(SET PROBLEM):
Reproduce every line below verbatim, omitting the pictures.

***** RECORDED INFORMATION

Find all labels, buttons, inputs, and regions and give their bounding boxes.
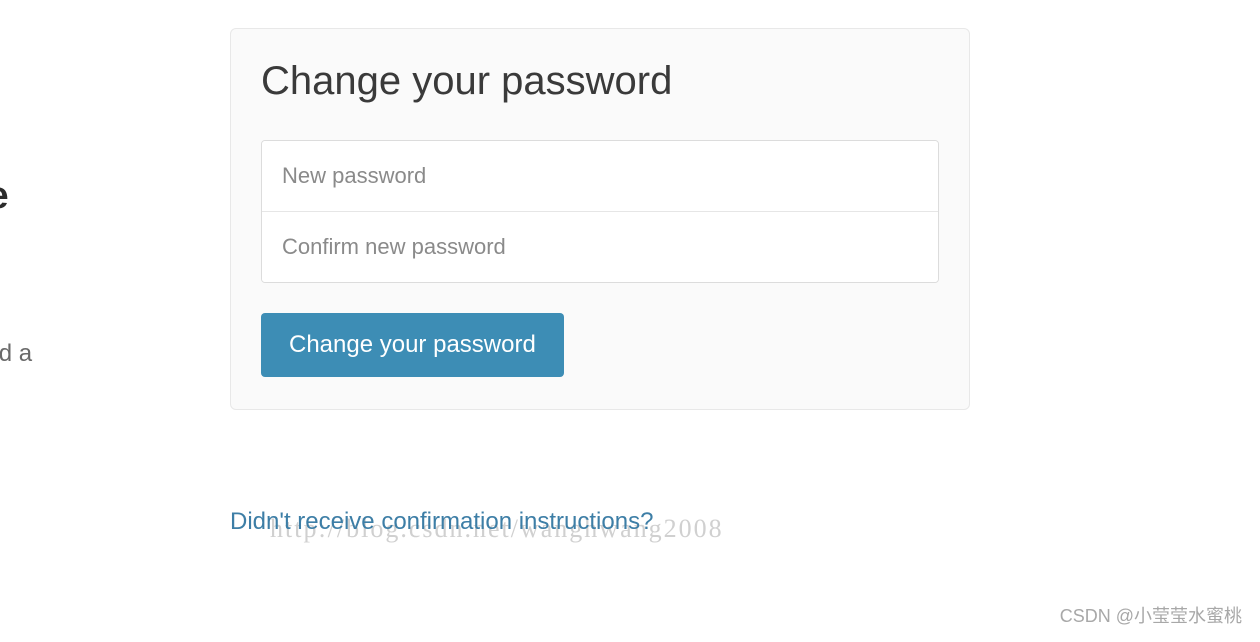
confirm-password-input[interactable]: [262, 212, 938, 282]
panel-title: Change your password: [261, 59, 939, 104]
password-input-group: [261, 140, 939, 283]
watermark-credit: CSDN @小莹莹水蜜桃: [1060, 602, 1242, 628]
left-line-2: oration: [0, 296, 32, 334]
resend-confirmation-link[interactable]: Didn't receive confirmation instructions…: [230, 508, 653, 536]
change-password-button[interactable]: Change your password: [261, 313, 564, 377]
new-password-input[interactable]: [262, 141, 938, 212]
left-line-1: it keep: [0, 258, 32, 296]
left-line-3: cker and a: [0, 335, 32, 373]
change-password-panel: Change your password Change your passwor…: [230, 28, 970, 410]
left-heading-fragment: code: [0, 175, 32, 218]
left-marketing-text: code it keep oration cker and a: [0, 175, 32, 373]
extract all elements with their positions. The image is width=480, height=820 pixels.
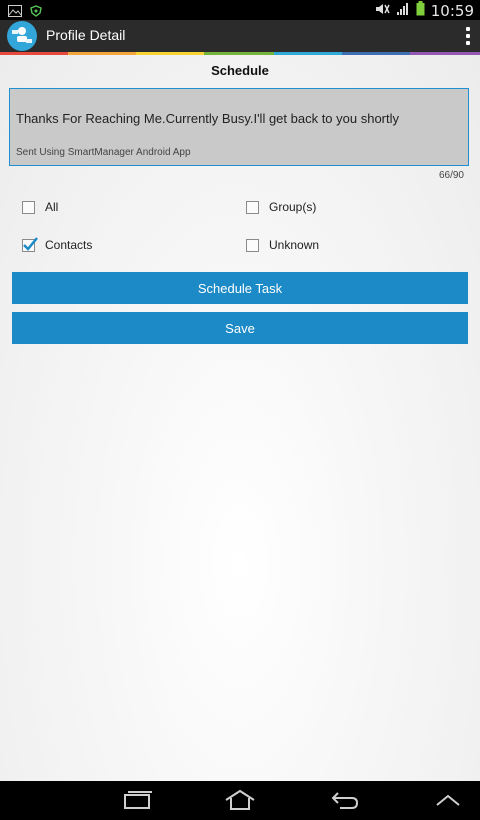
checkbox-box[interactable] bbox=[246, 238, 259, 252]
checkbox-all[interactable]: All bbox=[22, 200, 58, 214]
checkbox-box[interactable] bbox=[22, 236, 38, 252]
home-icon[interactable] bbox=[224, 789, 256, 815]
checkbox-label: All bbox=[45, 200, 59, 214]
app-people-icon[interactable] bbox=[7, 21, 37, 51]
content-area: Schedule Thanks For Reaching Me.Currentl… bbox=[0, 55, 480, 781]
checkmark-icon bbox=[23, 236, 38, 251]
checkbox-contacts[interactable]: Contacts bbox=[22, 236, 93, 252]
checkbox-label: Unknown bbox=[269, 238, 320, 252]
wifi-shield-icon bbox=[30, 2, 42, 21]
checkbox-box[interactable] bbox=[246, 200, 259, 214]
battery-icon bbox=[416, 1, 425, 20]
back-icon[interactable] bbox=[330, 789, 360, 815]
checkbox-box[interactable] bbox=[22, 200, 35, 214]
schedule-task-button[interactable]: Schedule Task bbox=[12, 272, 468, 304]
mute-icon bbox=[374, 1, 390, 20]
message-text: Thanks For Reaching Me.Currently Busy.I'… bbox=[16, 111, 400, 126]
checkbox-groups[interactable]: Group(s) bbox=[246, 200, 316, 214]
checkbox-label: Group(s) bbox=[269, 200, 317, 214]
status-bar: 10:59 bbox=[0, 0, 480, 20]
recent-apps-icon[interactable] bbox=[122, 789, 152, 815]
status-clock: 10:59 bbox=[430, 1, 474, 20]
overflow-menu-icon[interactable] bbox=[466, 27, 470, 45]
image-icon bbox=[8, 2, 22, 21]
save-button[interactable]: Save bbox=[12, 312, 468, 344]
character-counter: 66/90 bbox=[438, 170, 464, 181]
checkbox-label: Contacts bbox=[45, 238, 93, 252]
action-bar: Profile Detail bbox=[0, 20, 480, 52]
message-signature: Sent Using SmartManager Android App bbox=[16, 147, 191, 158]
signal-icon bbox=[396, 1, 410, 20]
message-field[interactable]: Thanks For Reaching Me.Currently Busy.I'… bbox=[9, 88, 469, 166]
checkbox-unknown[interactable]: Unknown bbox=[246, 238, 319, 252]
navigation-bar bbox=[0, 781, 480, 820]
app-title: Profile Detail bbox=[46, 27, 126, 43]
chevron-up-icon[interactable] bbox=[434, 789, 462, 815]
page-title: Schedule bbox=[211, 63, 269, 78]
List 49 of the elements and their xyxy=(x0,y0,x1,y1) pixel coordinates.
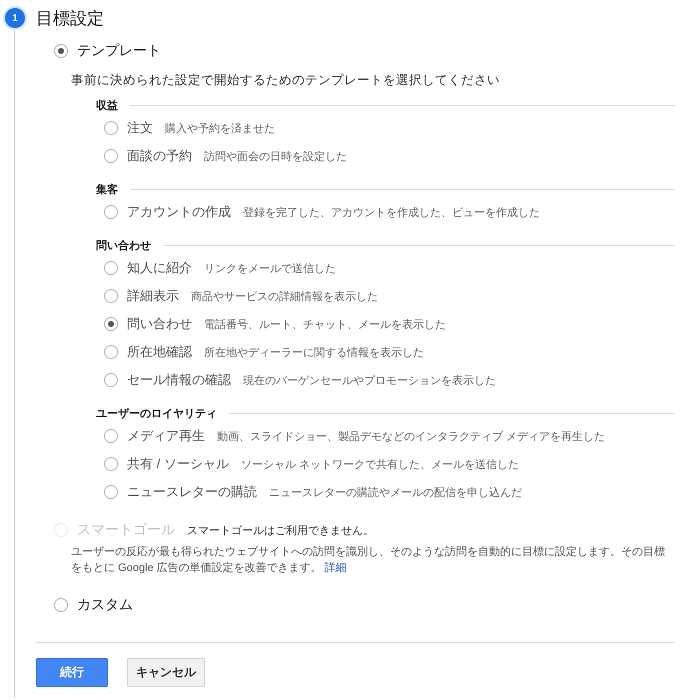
template-description: 現在のバーゲンセールやプロモーションを表示した xyxy=(243,374,496,388)
template-description: 動画、スライドショー、製品デモなどのインタラクティブ メディアを再生した xyxy=(217,430,606,444)
radio-button[interactable] xyxy=(104,289,118,303)
group-heading: ユーザーのロイヤリティ xyxy=(96,406,217,420)
template-label: 共有 / ソーシャル xyxy=(127,455,229,473)
group-heading: 問い合わせ xyxy=(96,238,151,252)
radio-button[interactable] xyxy=(54,44,68,58)
template-label: 詳細表示 xyxy=(127,287,179,305)
radio-button[interactable] xyxy=(104,205,118,219)
template-label: メディア再生 xyxy=(127,427,205,445)
option-label: カスタム xyxy=(77,596,133,614)
option-label: スマートゴール xyxy=(77,521,175,539)
radio-button[interactable] xyxy=(104,261,118,275)
template-description: ソーシャル ネットワークで共有した、メールを送信した xyxy=(240,458,519,472)
continue-button[interactable]: 続行 xyxy=(36,658,108,687)
step-title: 目標設定 xyxy=(36,8,104,30)
radio-button[interactable] xyxy=(54,598,68,612)
radio-button[interactable] xyxy=(104,429,118,443)
template-label: 注文 xyxy=(127,119,153,137)
template-label: 知人に紹介 xyxy=(127,259,192,277)
group-heading: 集客 xyxy=(96,182,118,196)
radio-button[interactable] xyxy=(104,317,118,331)
radio-button[interactable] xyxy=(104,121,118,135)
template-description: 訪問や面会の日時を設定した xyxy=(204,150,347,164)
template-description: 登録を完了した、アカウントを作成した、ビューを作成した xyxy=(243,206,540,220)
radio-button[interactable] xyxy=(104,149,118,163)
radio-button[interactable] xyxy=(104,373,118,387)
option-description: ユーザーの反応が最も得られたウェブサイトへの訪問を識別し、そのような訪問を自動的に目標に設定します。その目標をもとに Google 広告の単価設定を改善できます。 詳細 xyxy=(70,544,666,576)
radio-button[interactable] xyxy=(104,457,118,471)
template-description: ニュースレターの購読やメールの配信を申し込んだ xyxy=(269,486,522,500)
template-description: 商品やサービスの詳細情報を表示した xyxy=(191,290,378,304)
template-label: ニュースレターの購読 xyxy=(127,483,257,501)
template-description: リンクをメールで送信した xyxy=(204,262,336,276)
option-description: 事前に決められた設定で開始するためのテンプレートを選択してください xyxy=(70,72,501,89)
template-description: 電話番号、ルート、チャット、メールを表示した xyxy=(204,318,446,332)
step-number-badge: 1 xyxy=(5,8,25,28)
template-label: セール情報の確認 xyxy=(127,371,231,389)
template-description: 購入や予約を済ませた xyxy=(165,122,275,136)
radio-button[interactable] xyxy=(104,485,118,499)
group-heading: 収益 xyxy=(96,98,118,112)
radio-button[interactable] xyxy=(104,345,118,359)
template-label: 面談の予約 xyxy=(127,147,192,165)
option-label: テンプレート xyxy=(77,42,161,60)
template-label: アカウントの作成 xyxy=(127,203,231,221)
template-label: 所在地確認 xyxy=(127,343,192,361)
template-description: 所在地やディーラーに関する情報を表示した xyxy=(204,346,424,360)
cancel-button[interactable]: キャンセル xyxy=(127,658,205,687)
template-label: 問い合わせ xyxy=(127,315,192,333)
option-note: スマートゴールはご利用できません。 xyxy=(187,524,374,538)
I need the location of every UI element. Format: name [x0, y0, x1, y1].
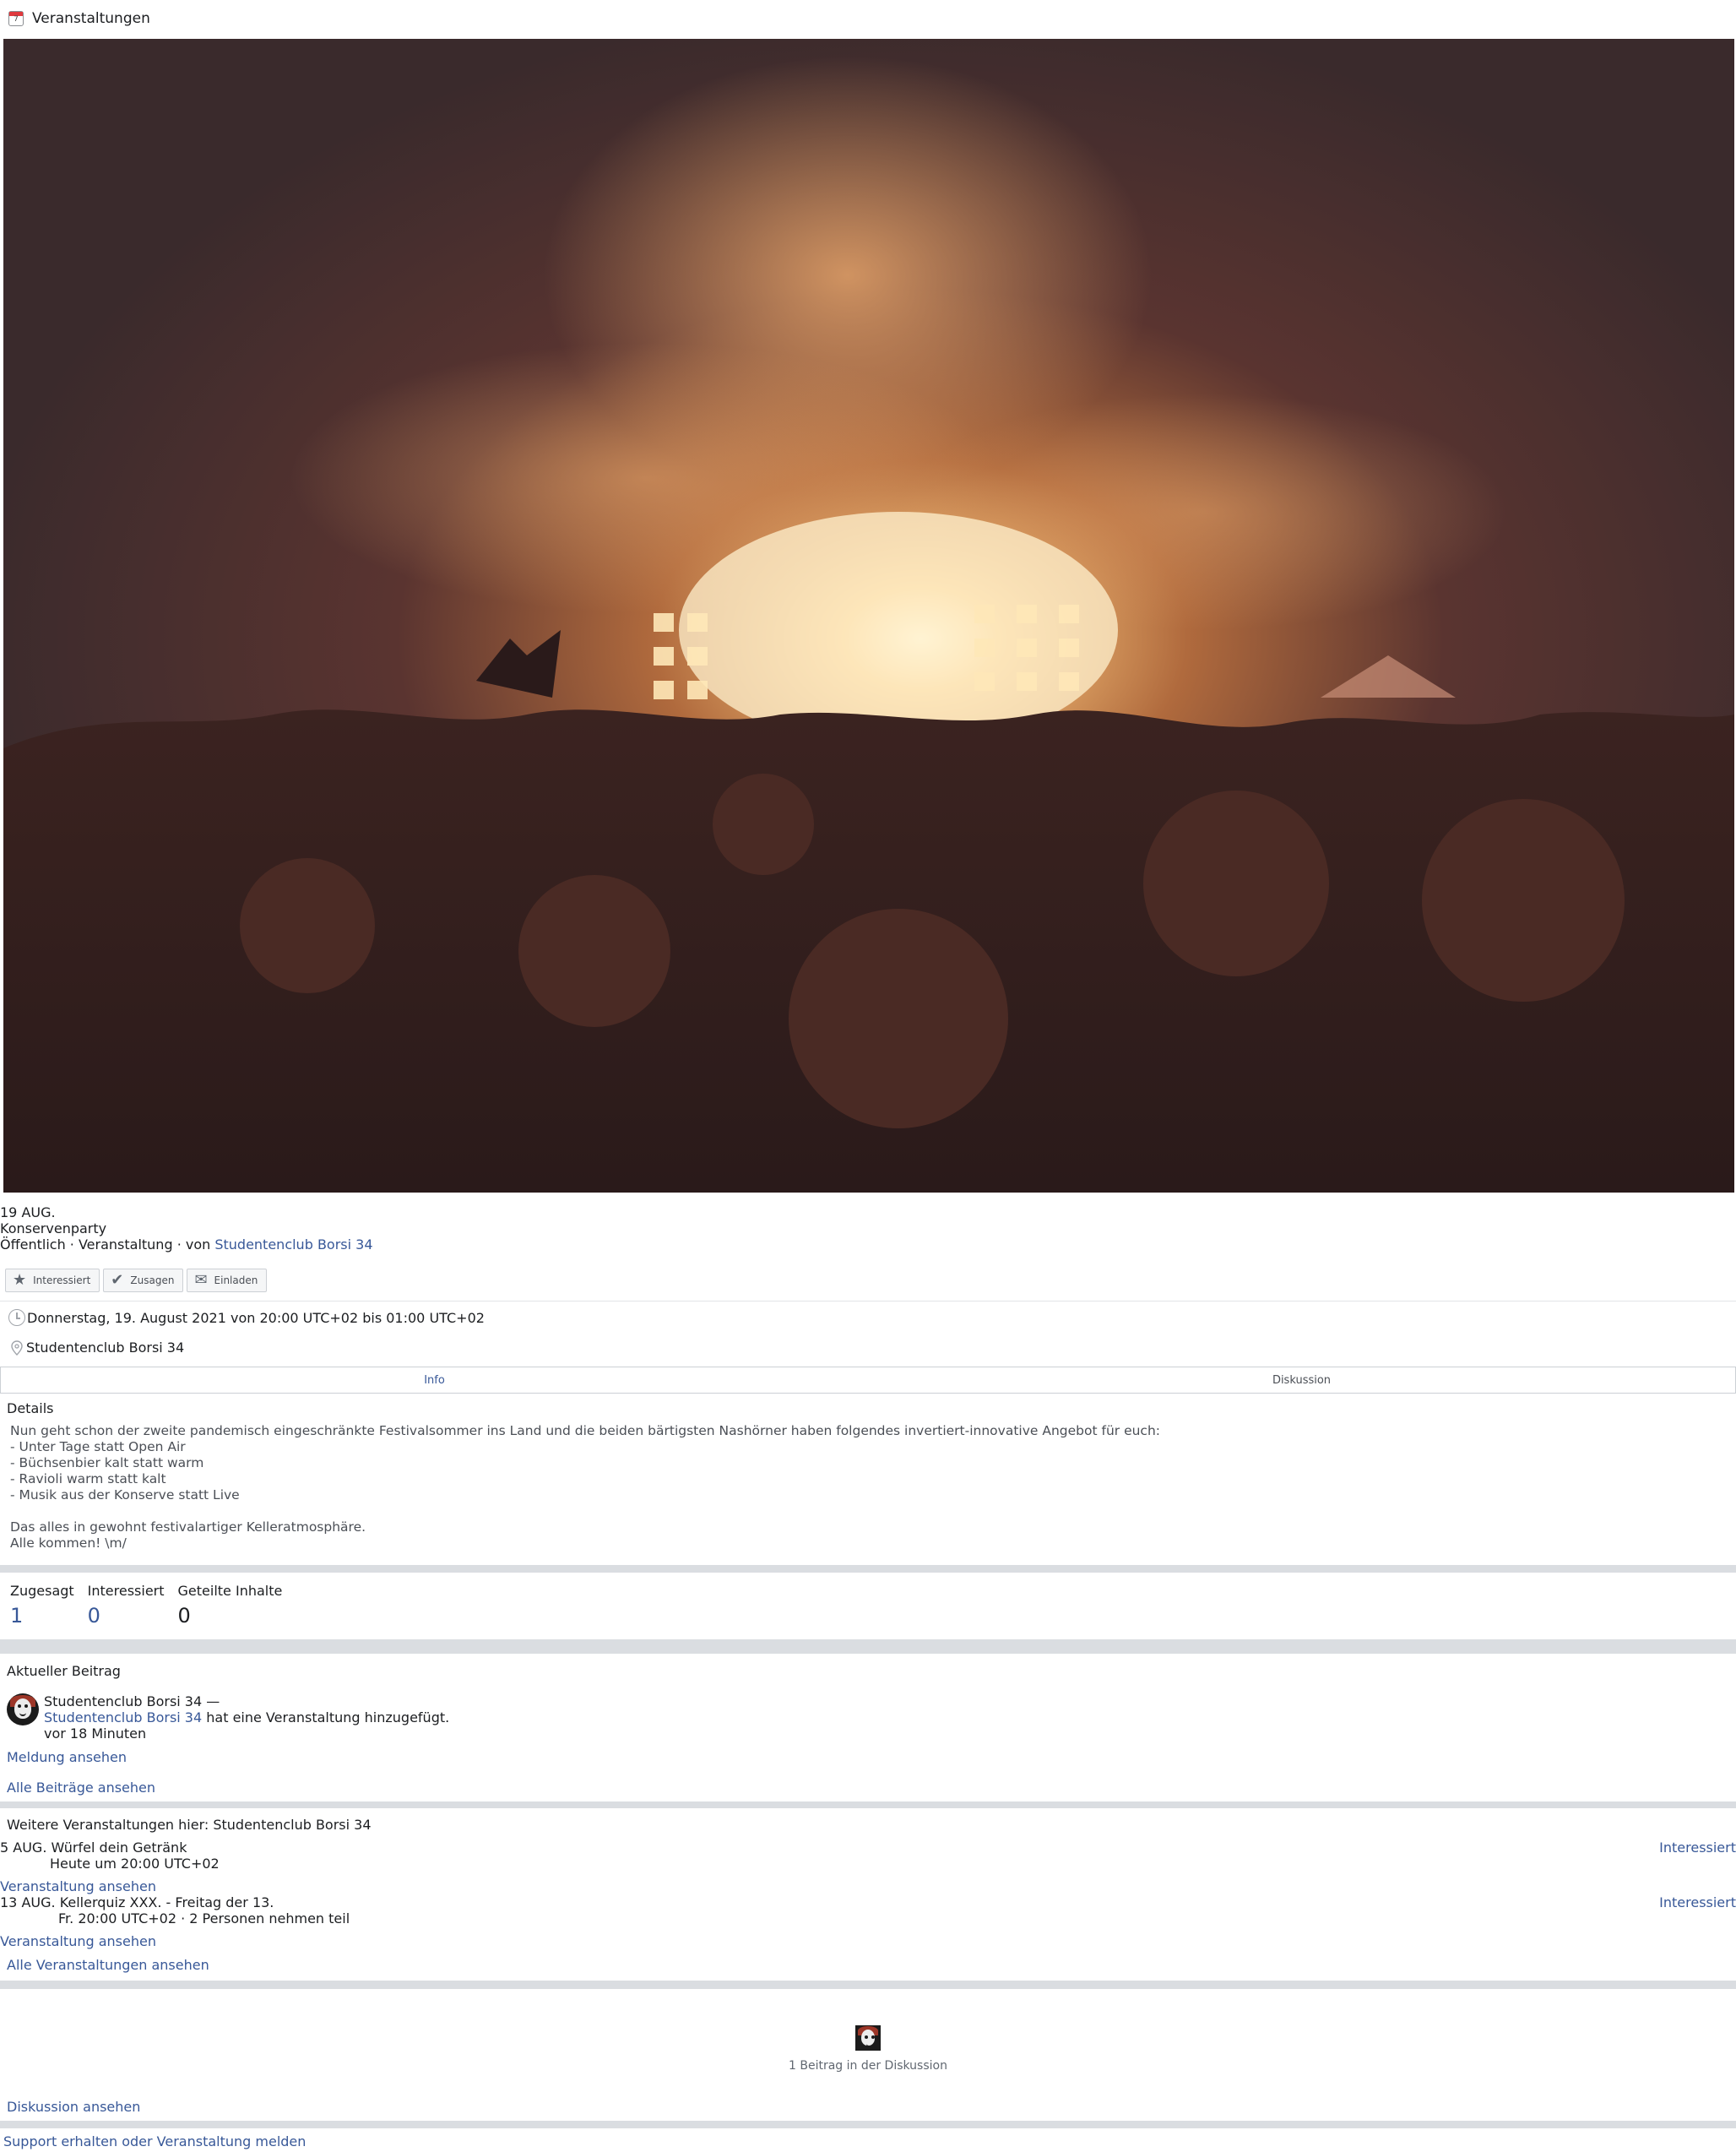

**********

(PROBLEM SOLUTION):
Find all labels, buttons, inputs, and regions and give their bounding boxes.
confirm-password-input[interactable]: [262, 212, 938, 282]
panel-title: Change your password: [261, 59, 939, 104]
password-input-group: [261, 140, 939, 283]
watermark-credit: CSDN @小莹莹水蜜桃: [1060, 602, 1242, 628]
left-line-2: oration: [0, 296, 32, 334]
resend-confirmation-link[interactable]: Didn't receive confirmation instructions…: [230, 508, 653, 536]
change-password-button[interactable]: Change your password: [261, 313, 564, 377]
new-password-input[interactable]: [262, 141, 938, 212]
left-line-1: it keep: [0, 258, 32, 296]
left-line-3: cker and a: [0, 335, 32, 373]
change-password-panel: Change your password Change your passwor…: [230, 28, 970, 410]
left-heading-fragment: code: [0, 175, 32, 218]
left-marketing-text: code it keep oration cker and a: [0, 175, 32, 373]
extract all elements with their positions. The image is width=480, height=820 pixels.
checkbox-box[interactable] bbox=[246, 238, 259, 252]
checkbox-all[interactable]: All bbox=[22, 200, 58, 214]
checkbox-box[interactable] bbox=[22, 236, 38, 252]
home-icon[interactable] bbox=[224, 789, 256, 815]
checkbox-label: All bbox=[45, 200, 59, 214]
app-people-icon[interactable] bbox=[7, 21, 37, 51]
content-area: Schedule Thanks For Reaching Me.Currentl… bbox=[0, 55, 480, 781]
checkmark-icon bbox=[23, 236, 38, 251]
checkbox-contacts[interactable]: Contacts bbox=[22, 236, 93, 252]
checkbox-label: Unknown bbox=[269, 238, 320, 252]
wifi-shield-icon bbox=[30, 2, 42, 21]
checkbox-box[interactable] bbox=[246, 200, 259, 214]
battery-icon bbox=[416, 1, 425, 20]
back-icon[interactable] bbox=[330, 789, 360, 815]
checkbox-box[interactable] bbox=[22, 200, 35, 214]
schedule-task-button[interactable]: Schedule Task bbox=[12, 272, 468, 304]
mute-icon bbox=[374, 1, 390, 20]
message-text: Thanks For Reaching Me.Currently Busy.I'… bbox=[16, 111, 400, 126]
checkbox-groups[interactable]: Group(s) bbox=[246, 200, 316, 214]
checkbox-label: Group(s) bbox=[269, 200, 317, 214]
status-bar: 10:59 bbox=[0, 0, 480, 20]
recent-apps-icon[interactable] bbox=[122, 789, 152, 815]
status-clock: 10:59 bbox=[430, 1, 474, 20]
overflow-menu-icon[interactable] bbox=[466, 27, 470, 45]
image-icon bbox=[8, 2, 22, 21]
save-button[interactable]: Save bbox=[12, 312, 468, 344]
character-counter: 66/90 bbox=[438, 170, 464, 181]
checkbox-label: Contacts bbox=[45, 238, 93, 252]
action-bar: Profile Detail bbox=[0, 20, 480, 52]
message-signature: Sent Using SmartManager Android App bbox=[16, 147, 191, 158]
signal-icon bbox=[396, 1, 410, 20]
message-field[interactable]: Thanks For Reaching Me.Currently Busy.I'… bbox=[9, 88, 469, 166]
checkbox-unknown[interactable]: Unknown bbox=[246, 238, 319, 252]
navigation-bar bbox=[0, 781, 480, 820]
app-title: Profile Detail bbox=[46, 27, 126, 43]
chevron-up-icon[interactable] bbox=[434, 789, 462, 815]
page-title: Schedule bbox=[211, 63, 269, 78]
List 49 of the elements and their xyxy=(x0,y0,x1,y1) pixel coordinates.
template-description: 現在のバーゲンセールやプロモーションを表示した xyxy=(243,374,496,388)
template-description: 動画、スライドショー、製品デモなどのインタラクティブ メディアを再生した xyxy=(217,430,606,444)
radio-button[interactable] xyxy=(104,289,118,303)
group-heading: ユーザーのロイヤリティ xyxy=(96,406,217,420)
template-label: 共有 / ソーシャル xyxy=(127,455,229,473)
group-heading: 問い合わせ xyxy=(96,238,151,252)
radio-button[interactable] xyxy=(54,44,68,58)
template-label: 詳細表示 xyxy=(127,287,179,305)
radio-button[interactable] xyxy=(104,205,118,219)
template-label: メディア再生 xyxy=(127,427,205,445)
option-label: カスタム xyxy=(77,596,133,614)
option-label: スマートゴール xyxy=(77,521,175,539)
radio-button[interactable] xyxy=(104,261,118,275)
template-description: ソーシャル ネットワークで共有した、メールを送信した xyxy=(240,458,519,472)
continue-button[interactable]: 続行 xyxy=(36,658,108,687)
step-title: 目標設定 xyxy=(36,8,104,30)
radio-button[interactable] xyxy=(54,598,68,612)
radio-button[interactable] xyxy=(104,429,118,443)
template-label: 注文 xyxy=(127,119,153,137)
template-label: 知人に紹介 xyxy=(127,259,192,277)
group-heading: 集客 xyxy=(96,182,118,196)
radio-button[interactable] xyxy=(104,317,118,331)
radio-button[interactable] xyxy=(104,121,118,135)
template-description: 訪問や面会の日時を設定した xyxy=(204,150,347,164)
template-description: 登録を完了した、アカウントを作成した、ビューを作成した xyxy=(243,206,540,220)
radio-button[interactable] xyxy=(104,149,118,163)
radio-button[interactable] xyxy=(104,373,118,387)
option-description: ユーザーの反応が最も得られたウェブサイトへの訪問を識別し、そのような訪問を自動的に目標に設定します。その目標をもとに Google 広告の単価設定を改善できます。 詳細 xyxy=(70,544,666,576)
radio-button[interactable] xyxy=(104,457,118,471)
template-description: ニュースレターの購読やメールの配信を申し込んだ xyxy=(269,486,522,500)
template-description: 商品やサービスの詳細情報を表示した xyxy=(191,290,378,304)
template-label: ニュースレターの購読 xyxy=(127,483,257,501)
template-description: リンクをメールで送信した xyxy=(204,262,336,276)
option-description: 事前に決められた設定で開始するためのテンプレートを選択してください xyxy=(70,72,501,89)
template-description: 電話番号、ルート、チャット、メールを表示した xyxy=(204,318,446,332)
step-number-badge: 1 xyxy=(5,8,25,28)
template-label: セール情報の確認 xyxy=(127,371,231,389)
template-description: 購入や予約を済ませた xyxy=(165,122,275,136)
radio-button[interactable] xyxy=(104,485,118,499)
group-heading: 収益 xyxy=(96,98,118,112)
radio-button[interactable] xyxy=(104,345,118,359)
template-label: 面談の予約 xyxy=(127,147,192,165)
option-label: テンプレート xyxy=(77,42,161,60)
template-label: アカウントの作成 xyxy=(127,203,231,221)
template-label: 所在地確認 xyxy=(127,343,192,361)
template-description: 所在地やディーラーに関する情報を表示した xyxy=(204,346,424,360)
cancel-button[interactable]: キャンセル xyxy=(127,658,205,687)
template-label: 問い合わせ xyxy=(127,315,192,333)
option-note: スマートゴールはご利用できません。 xyxy=(187,524,374,538)
I need the location of every UI element. Format: name [x0, y0, x1, y1].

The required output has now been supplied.